• _JOB_:
Omit the pictures, please, and give each record below again exactly.

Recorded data

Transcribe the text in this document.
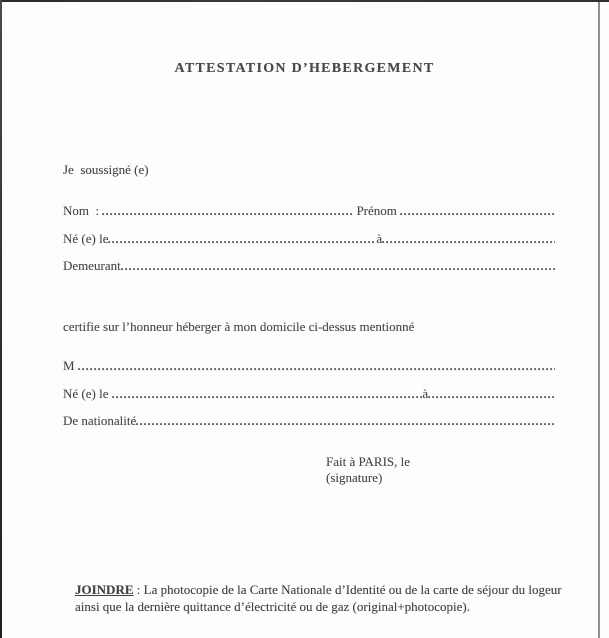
ATTESTATION D’HEBERGEMENT
Je  soussigné (e)
Nom  :	Prénom
Né (e) le	à
Demeurant
certifie sur l’honneur héberger à mon domicile ci-dessus mentionné
M
Né (e) le	à
De nationalité
Fait à PARIS, le
(signature)
JOINDRE : La photocopie de la Carte Nationale d’Identité ou de la carte de séjour du logeur ainsi que la dernière quittance d’électricité ou de gaz (original+photocopie).
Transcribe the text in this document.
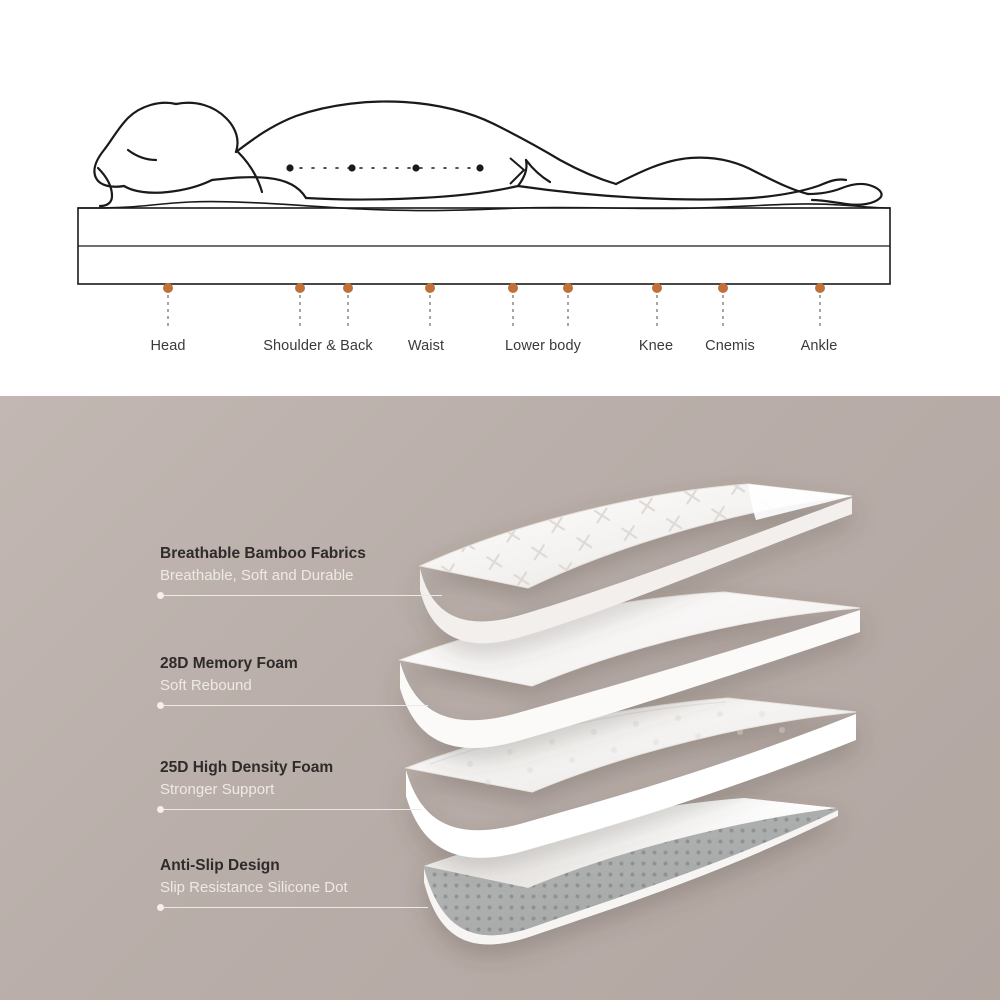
Head	Shoulder & Back Waist	Lower body	Knee Cnemis	Ankle
Breathable Bamboo Fabrics
Breathable, Soft and Durable
28D Memory Foam
Soft Rebound
25D High Density Foam
Stronger Support
Anti-Slip Design
Slip Resistance Silicone Dot
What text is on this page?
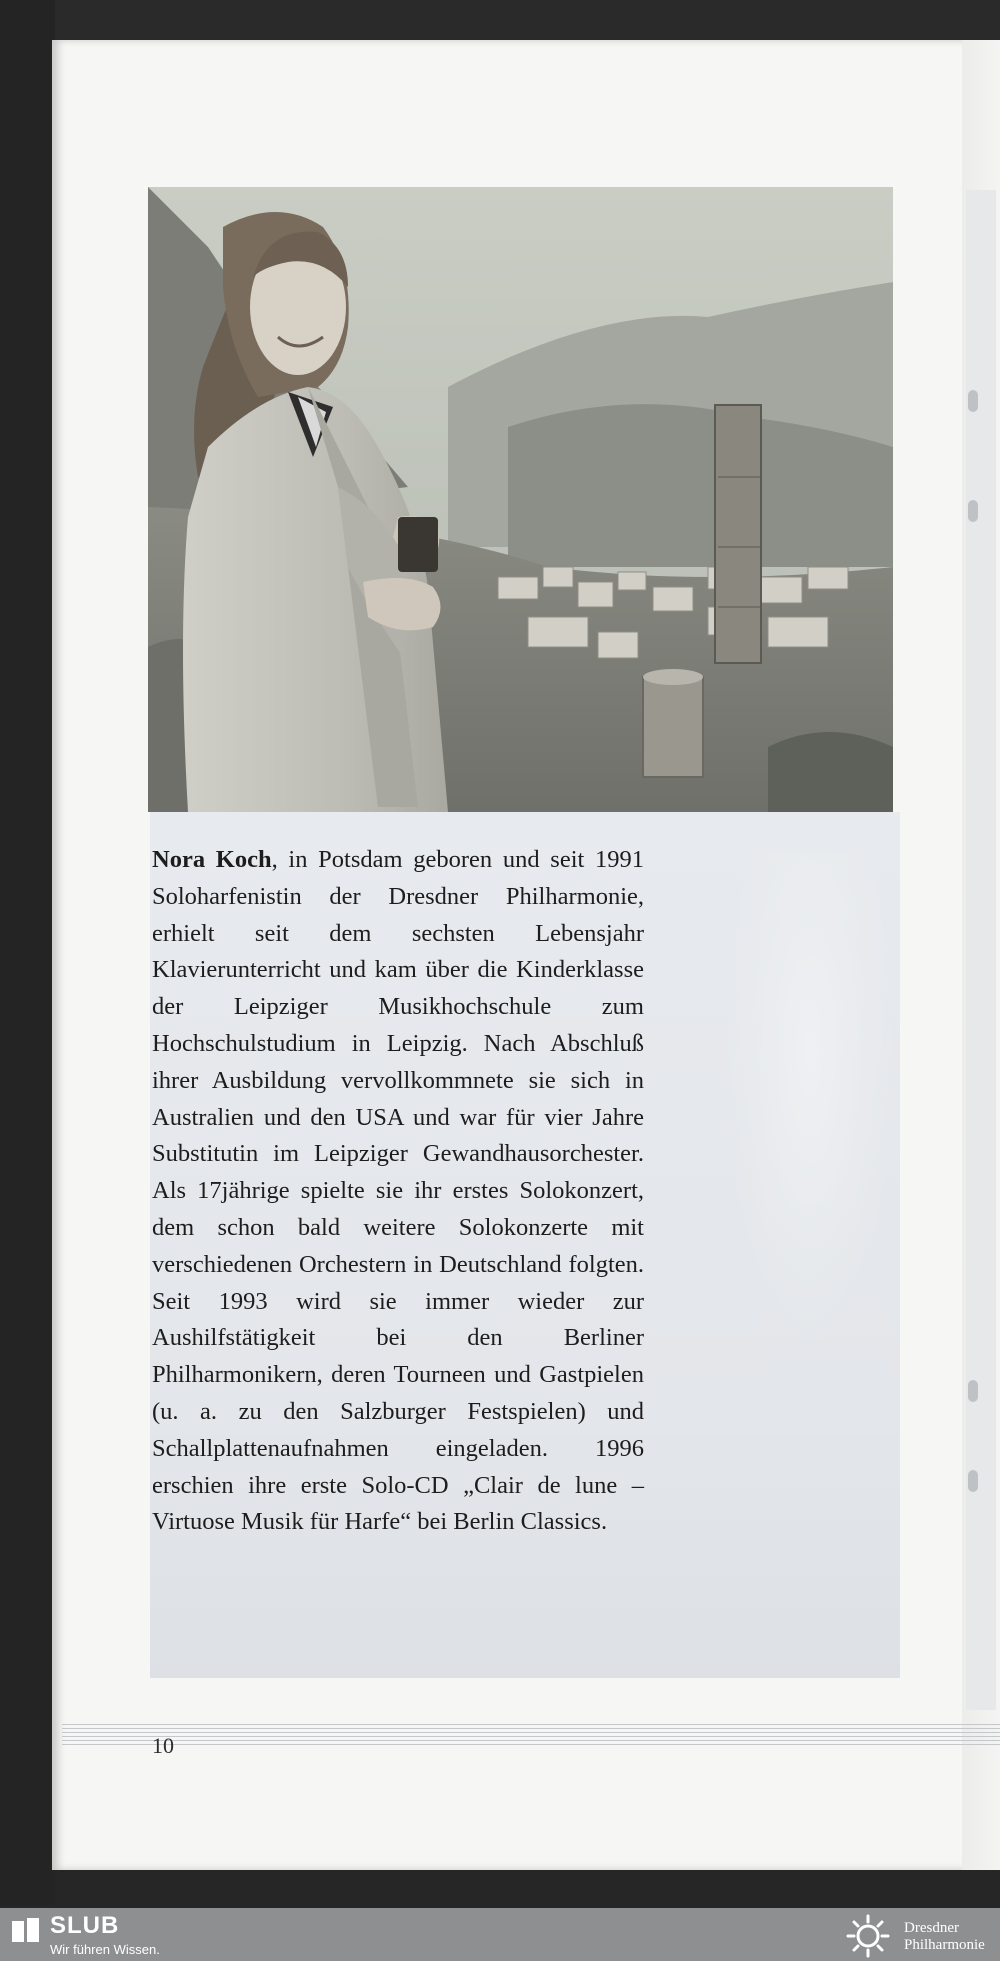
Nora Koch, in Potsdam geboren und seit 1991 Soloharfenistin der Dresdner Philharmonie, erhielt seit dem sechsten Lebensjahr Klavierunterricht und kam über die Kinderklasse der Leipziger Musikhochschule zum Hochschulstudium in Leipzig. Nach Abschluß ihrer Ausbildung vervollkommnete sie sich in Australien und den USA und war für vier Jahre Substitutin im Leipziger Gewandhausorchester. Als 17jährige spielte sie ihr erstes Solokonzert, dem schon bald weitere Solokonzerte mit verschiedenen Orchestern in Deutschland folgten. Seit 1993 wird sie immer wieder zur Aushilfstätigkeit bei den Berliner Philharmonikern, deren Tourneen und Gastpielen (u. a. zu den Salzburger Festspielen) und Schallplattenaufnahmen eingeladen. 1996 erschien ihre erste Solo-CD „Clair de lune – Virtuose Musik für Harfe“ bei Berlin Classics.
10
SLUB
Wir führen Wissen.
Dresdner
Philharmonie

• _TASK RESULT_:
Transcribe the text in this document.
ATTESTATION D’HEBERGEMENT
Je  soussigné (e)
Nom  :	Prénom
Né (e) le	à
Demeurant
certifie sur l’honneur héberger à mon domicile ci-dessus mentionné
M
Né (e) le	à
De nationalité
Fait à PARIS, le
(signature)
JOINDRE : La photocopie de la Carte Nationale d’Identité ou de la carte de séjour du logeur ainsi que la dernière quittance d’électricité ou de gaz (original+photocopie).
Transcribe the text in this document.
Head	Shoulder & Back Waist	Lower body	Knee Cnemis	Ankle
Breathable Bamboo Fabrics
Breathable, Soft and Durable
28D Memory Foam
Soft Rebound
25D High Density Foam
Stronger Support
Anti-Slip Design
Slip Resistance Silicone Dot
What text is on this page?
Nora Koch, in Potsdam geboren und seit 1991 Soloharfenistin der Dresdner Philharmonie, erhielt seit dem sechsten Lebensjahr Klavierunterricht und kam über die Kinderklasse der Leipziger Musikhochschule zum Hochschulstudium in Leipzig. Nach Abschluß ihrer Ausbildung vervollkommnete sie sich in Australien und den USA und war für vier Jahre Substitutin im Leipziger Gewandhausorchester. Als 17jährige spielte sie ihr erstes Solokonzert, dem schon bald weitere Solokonzerte mit verschiedenen Orchestern in Deutschland folgten. Seit 1993 wird sie immer wieder zur Aushilfstätigkeit bei den Berliner Philharmonikern, deren Tourneen und Gastpielen (u. a. zu den Salzburger Festspielen) und Schallplattenaufnahmen eingeladen. 1996 erschien ihre erste Solo-CD „Clair de lune – Virtuose Musik für Harfe“ bei Berlin Classics.
10
SLUB
Wir führen Wissen.
Dresdner
Philharmonie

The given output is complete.